• **Task directions**:
Below are the records; pull every line that includes "measurement".

+++ Supplied material +++

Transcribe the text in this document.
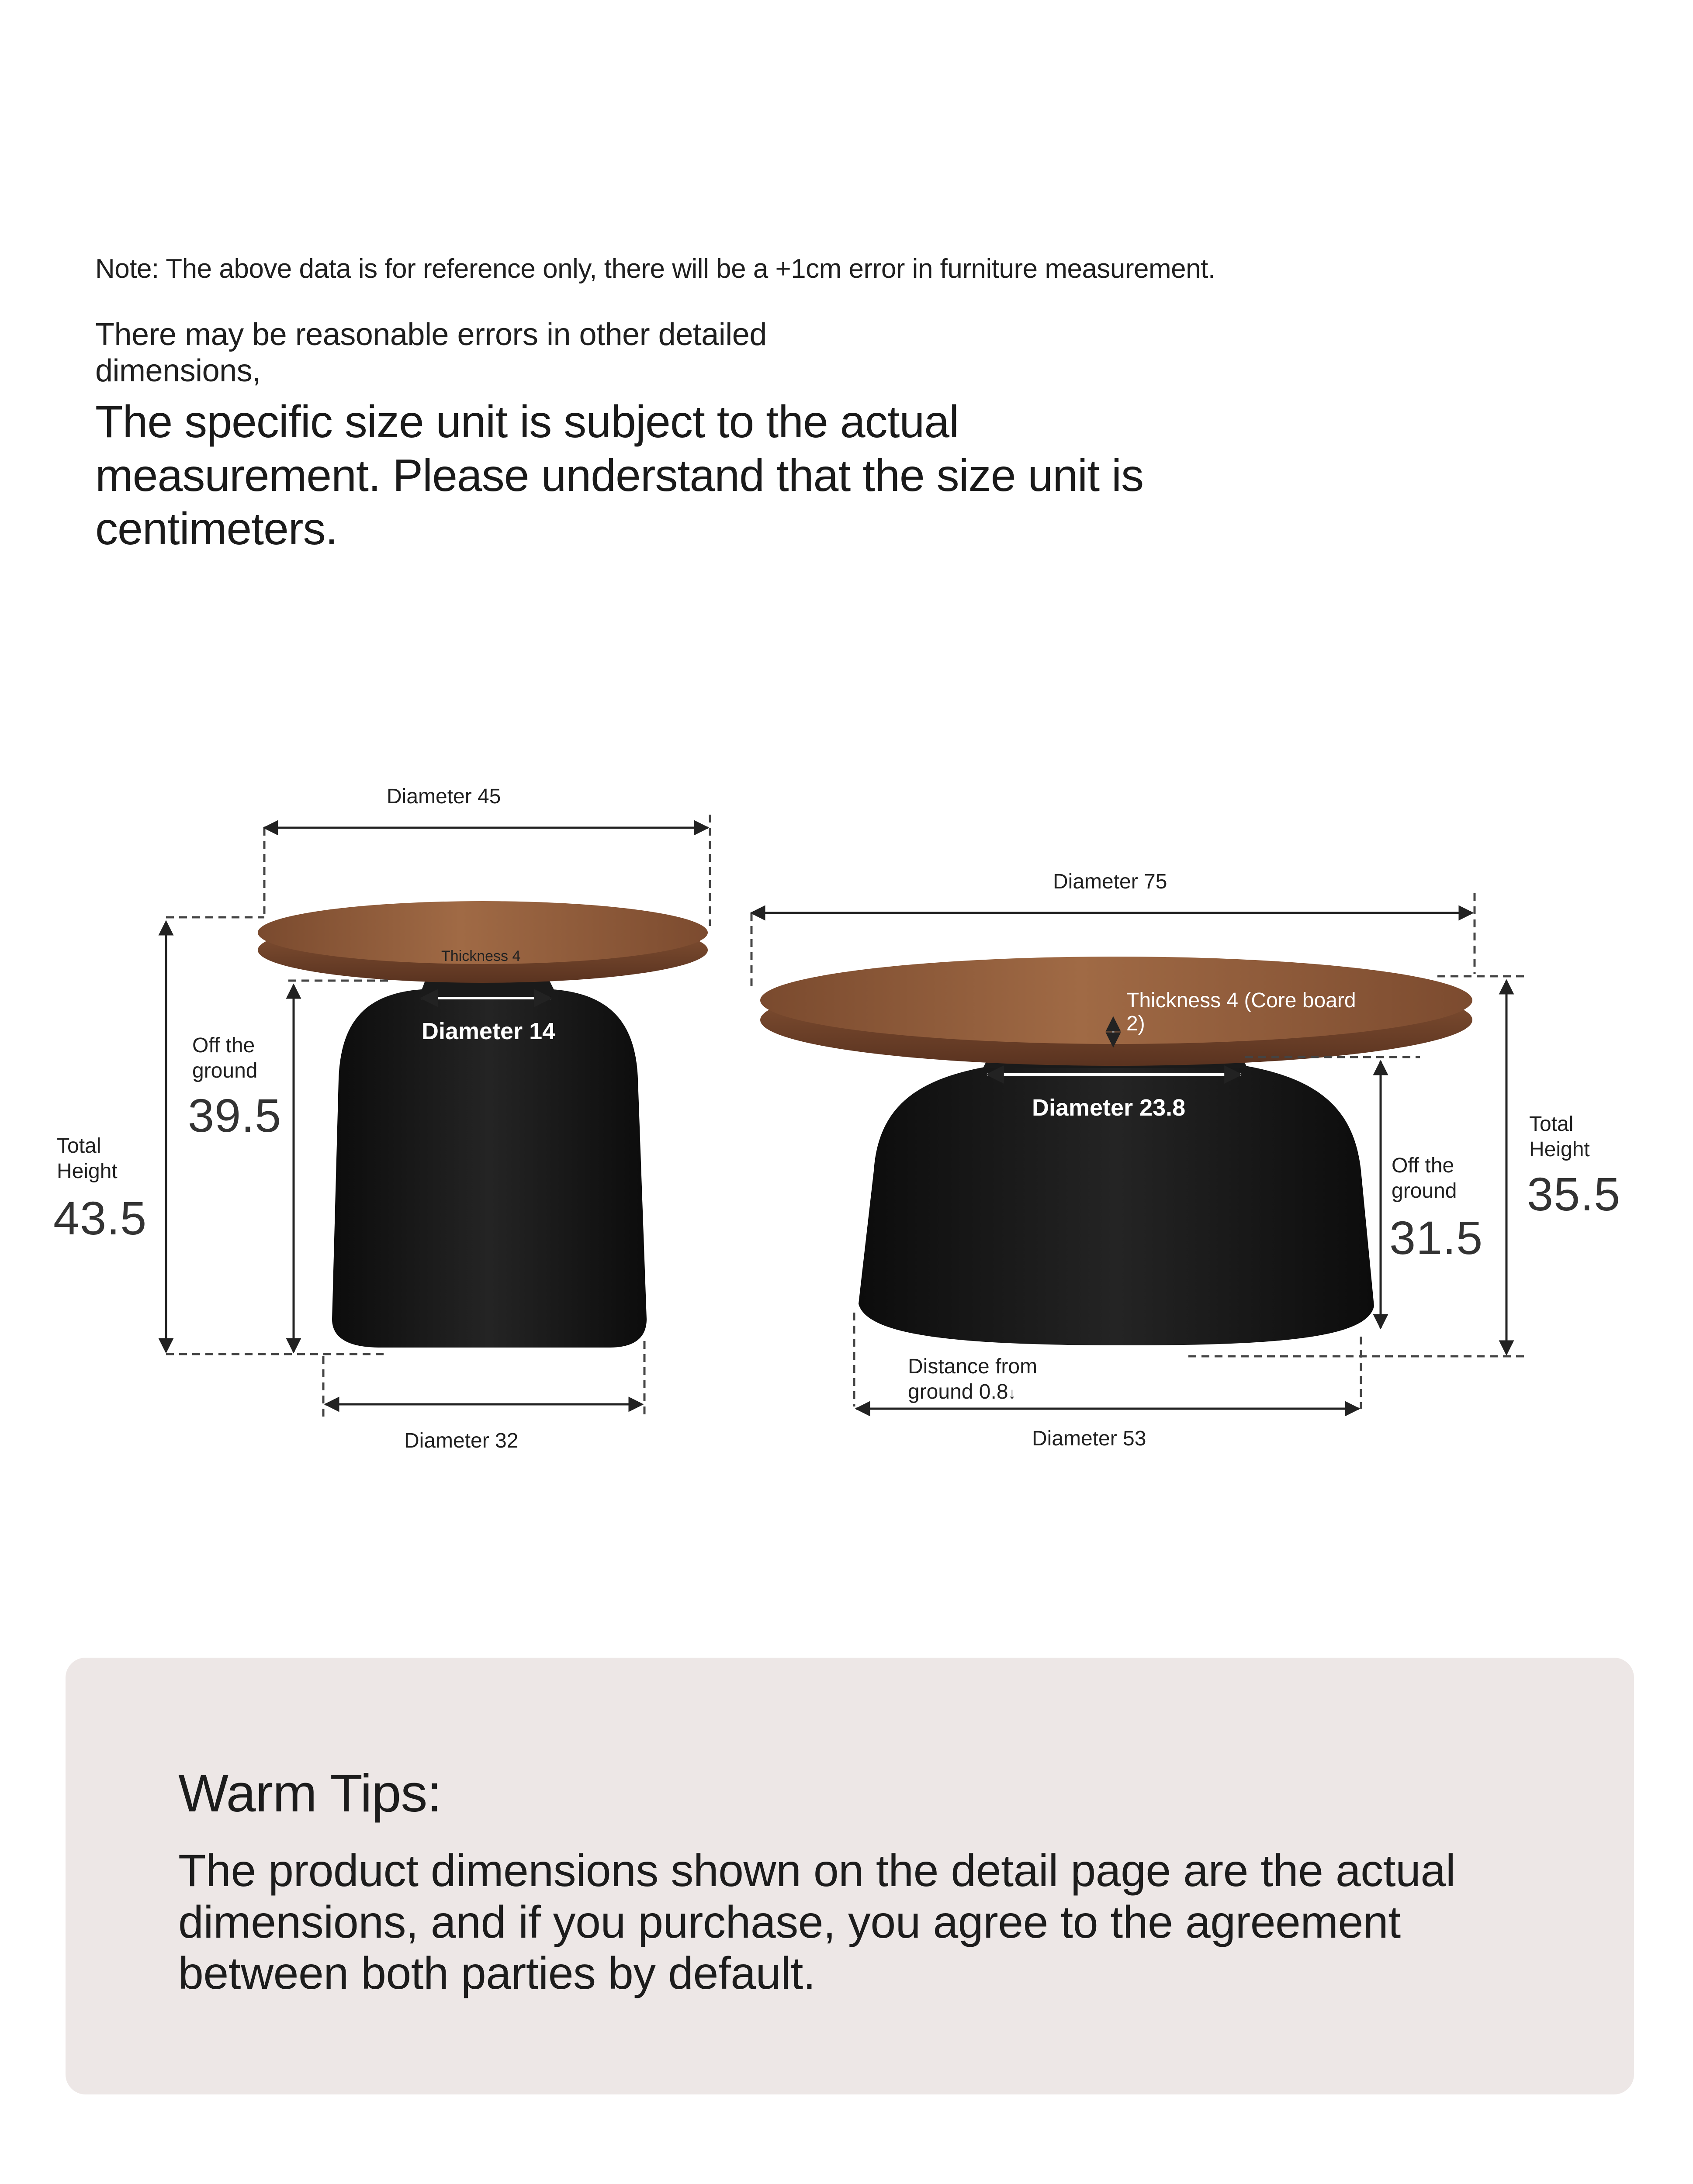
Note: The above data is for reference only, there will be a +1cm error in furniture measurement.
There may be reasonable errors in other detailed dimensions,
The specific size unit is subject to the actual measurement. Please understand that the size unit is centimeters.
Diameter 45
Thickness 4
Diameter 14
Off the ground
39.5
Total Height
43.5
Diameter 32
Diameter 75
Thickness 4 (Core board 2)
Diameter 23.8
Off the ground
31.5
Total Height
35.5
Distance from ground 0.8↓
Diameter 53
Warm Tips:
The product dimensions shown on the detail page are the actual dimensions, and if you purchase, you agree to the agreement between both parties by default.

+++

• **Written answer**:
Note: The above data is for reference only, there will be a +1cm error in furniture measurement.
The specific size unit is subject to the actual measurement. Please understand that the size unit is centimeters.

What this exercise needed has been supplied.